#### INPUT DATA ####

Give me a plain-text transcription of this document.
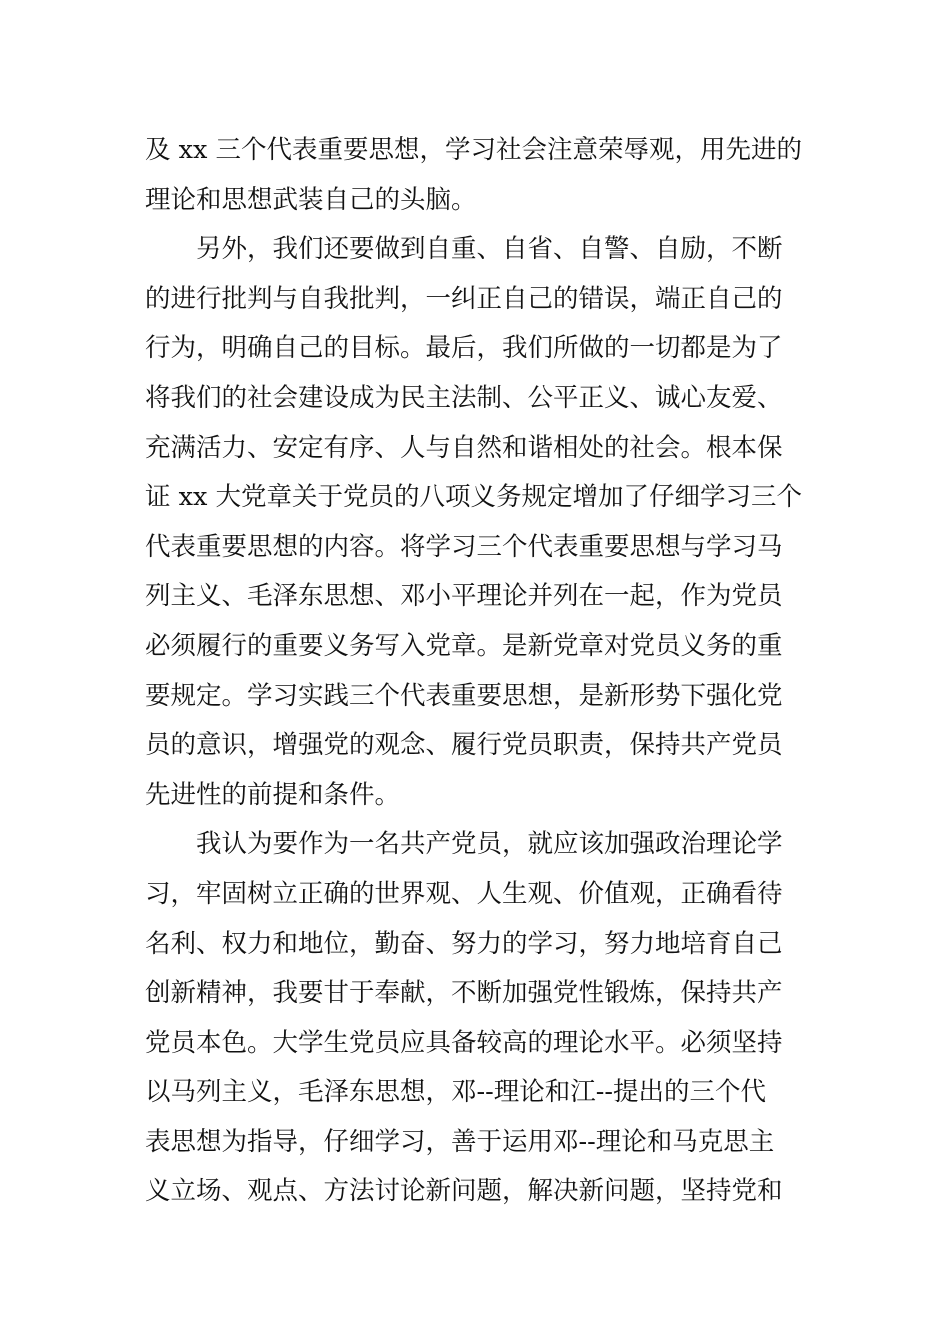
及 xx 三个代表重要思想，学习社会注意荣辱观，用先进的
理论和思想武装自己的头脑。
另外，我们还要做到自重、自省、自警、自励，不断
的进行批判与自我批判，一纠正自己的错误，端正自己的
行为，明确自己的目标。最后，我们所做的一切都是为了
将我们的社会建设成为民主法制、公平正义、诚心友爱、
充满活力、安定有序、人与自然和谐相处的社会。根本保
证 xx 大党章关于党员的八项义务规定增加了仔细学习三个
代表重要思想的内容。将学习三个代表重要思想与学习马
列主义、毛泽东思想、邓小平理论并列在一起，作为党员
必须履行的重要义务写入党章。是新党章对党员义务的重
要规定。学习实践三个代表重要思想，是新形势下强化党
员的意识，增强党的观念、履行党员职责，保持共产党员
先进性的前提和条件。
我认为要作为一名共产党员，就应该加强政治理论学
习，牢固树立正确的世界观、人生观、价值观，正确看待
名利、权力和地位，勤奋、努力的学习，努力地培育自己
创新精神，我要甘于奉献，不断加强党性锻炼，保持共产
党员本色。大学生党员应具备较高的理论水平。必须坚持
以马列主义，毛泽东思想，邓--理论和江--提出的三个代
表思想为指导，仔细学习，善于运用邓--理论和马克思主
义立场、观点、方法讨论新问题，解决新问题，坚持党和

####

» PROMPT:
Reproduce each entry verbatim, excluding any embedded images.

» COMPLETE OUTPUT:
Give me a plain-text transcription of this document.
及 xx 三个代表重要思想，学习社会注意荣辱观，用先进的
理论和思想武装自己的头脑。
另外，我们还要做到自重、自省、自警、自励，不断
的进行批判与自我批判，一纠正自己的错误，端正自己的
行为，明确自己的目标。最后，我们所做的一切都是为了
将我们的社会建设成为民主法制、公平正义、诚心友爱、
充满活力、安定有序、人与自然和谐相处的社会。根本保
证 xx 大党章关于党员的八项义务规定增加了仔细学习三个
代表重要思想的内容。将学习三个代表重要思想与学习马
列主义、毛泽东思想、邓小平理论并列在一起，作为党员
必须履行的重要义务写入党章。是新党章对党员义务的重
要规定。学习实践三个代表重要思想，是新形势下强化党
员的意识，增强党的观念、履行党员职责，保持共产党员
先进性的前提和条件。
我认为要作为一名共产党员，就应该加强政治理论学
习，牢固树立正确的世界观、人生观、价值观，正确看待
名利、权力和地位，勤奋、努力的学习，努力地培育自己
创新精神，我要甘于奉献，不断加强党性锻炼，保持共产
党员本色。大学生党员应具备较高的理论水平。必须坚持
以马列主义，毛泽东思想，邓--理论和江--提出的三个代
表思想为指导，仔细学习，善于运用邓--理论和马克思主
义立场、观点、方法讨论新问题，解决新问题，坚持党和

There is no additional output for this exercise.